● YOUR OBJECTIVE:
Provide an exact reproduction of every entry.

--- Begin RECORDS SUPPLIED ---

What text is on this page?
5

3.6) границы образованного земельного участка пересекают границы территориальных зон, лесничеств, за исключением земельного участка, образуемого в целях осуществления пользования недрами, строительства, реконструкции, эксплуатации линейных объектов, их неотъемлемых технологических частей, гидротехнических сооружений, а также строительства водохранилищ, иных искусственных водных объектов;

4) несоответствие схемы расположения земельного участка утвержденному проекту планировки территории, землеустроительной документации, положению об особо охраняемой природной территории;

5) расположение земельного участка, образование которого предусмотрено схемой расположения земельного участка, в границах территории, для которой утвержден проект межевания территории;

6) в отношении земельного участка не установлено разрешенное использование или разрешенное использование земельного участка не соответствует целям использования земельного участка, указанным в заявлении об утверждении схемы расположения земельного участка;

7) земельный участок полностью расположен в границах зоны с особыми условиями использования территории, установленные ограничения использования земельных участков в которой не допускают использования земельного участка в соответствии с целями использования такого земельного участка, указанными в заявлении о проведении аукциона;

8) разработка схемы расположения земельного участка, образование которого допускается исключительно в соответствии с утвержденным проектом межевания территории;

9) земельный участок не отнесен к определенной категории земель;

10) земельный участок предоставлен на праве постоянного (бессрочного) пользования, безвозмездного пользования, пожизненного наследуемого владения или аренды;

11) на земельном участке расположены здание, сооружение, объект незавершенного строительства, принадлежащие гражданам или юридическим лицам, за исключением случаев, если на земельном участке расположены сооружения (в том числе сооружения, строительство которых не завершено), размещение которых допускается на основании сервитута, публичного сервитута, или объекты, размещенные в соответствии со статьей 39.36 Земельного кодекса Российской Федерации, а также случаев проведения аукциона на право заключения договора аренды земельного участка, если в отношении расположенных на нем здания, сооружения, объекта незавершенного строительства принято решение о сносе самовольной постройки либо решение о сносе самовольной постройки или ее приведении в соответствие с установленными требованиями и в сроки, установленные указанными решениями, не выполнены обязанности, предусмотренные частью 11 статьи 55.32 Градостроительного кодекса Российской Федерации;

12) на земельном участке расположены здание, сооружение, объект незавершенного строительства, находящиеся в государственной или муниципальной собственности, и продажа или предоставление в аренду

--- End RECORDS SUPPLIED ---

● REPLY TO THE EXERCISE:
What text is on this page?
5

3.6) границы образованного земельного участка пересекают границы территориальных зон, лесничеств, за исключением земельного участка, образуемого в целях осуществления пользования недрами, строительства, реконструкции, эксплуатации линейных объектов, их неотъемлемых технологических частей, гидротехнических сооружений, а также строительства водохранилищ, иных искусственных водных объектов;

4) несоответствие схемы расположения земельного участка утвержденному проекту планировки территории, землеустроительной документации, положению об особо охраняемой природной территории;

5) расположение земельного участка, образование которого предусмотрено схемой расположения земельного участка, в границах территории, для которой утвержден проект межевания территории;

6) в отношении земельного участка не установлено разрешенное использование или разрешенное использование земельного участка не соответствует целям использования земельного участка, указанным в заявлении об утверждении схемы расположения земельного участка;

7) земельный участок полностью расположен в границах зоны с особыми условиями использования территории, установленные ограничения использования земельных участков в которой не допускают использования земельного участка в соответствии с целями использования такого земельного участка, указанными в заявлении о проведении аукциона;

8) разработка схемы расположения земельного участка, образование которого допускается исключительно в соответствии с утвержденным проектом межевания территории;

9) земельный участок не отнесен к определенной категории земель;

10) земельный участок предоставлен на праве постоянного (бессрочного) пользования, безвозмездного пользования, пожизненного наследуемого владения или аренды;

11) на земельном участке расположены здание, сооружение, объект незавершенного строительства, принадлежащие гражданам или юридическим лицам, за исключением случаев, если на земельном участке расположены сооружения (в том числе сооружения, строительство которых не завершено), размещение которых допускается на основании сервитута, публичного сервитута, или объекты, размещенные в соответствии со статьей 39.36 Земельного кодекса Российской Федерации, а также случаев проведения аукциона на право заключения договора аренды земельного участка, если в отношении расположенных на нем здания, сооружения, объекта незавершенного строительства принято решение о сносе самовольной постройки либо решение о сносе самовольной постройки или ее приведении в соответствие с установленными требованиями и в сроки, установленные указанными решениями, не выполнены обязанности, предусмотренные частью 11 статьи 55.32 Градостроительного кодекса Российской Федерации;

12) на земельном участке расположены здание, сооружение, объект незавершенного строительства, находящиеся в государственной или муниципальной собственности, и продажа или предоставление в аренду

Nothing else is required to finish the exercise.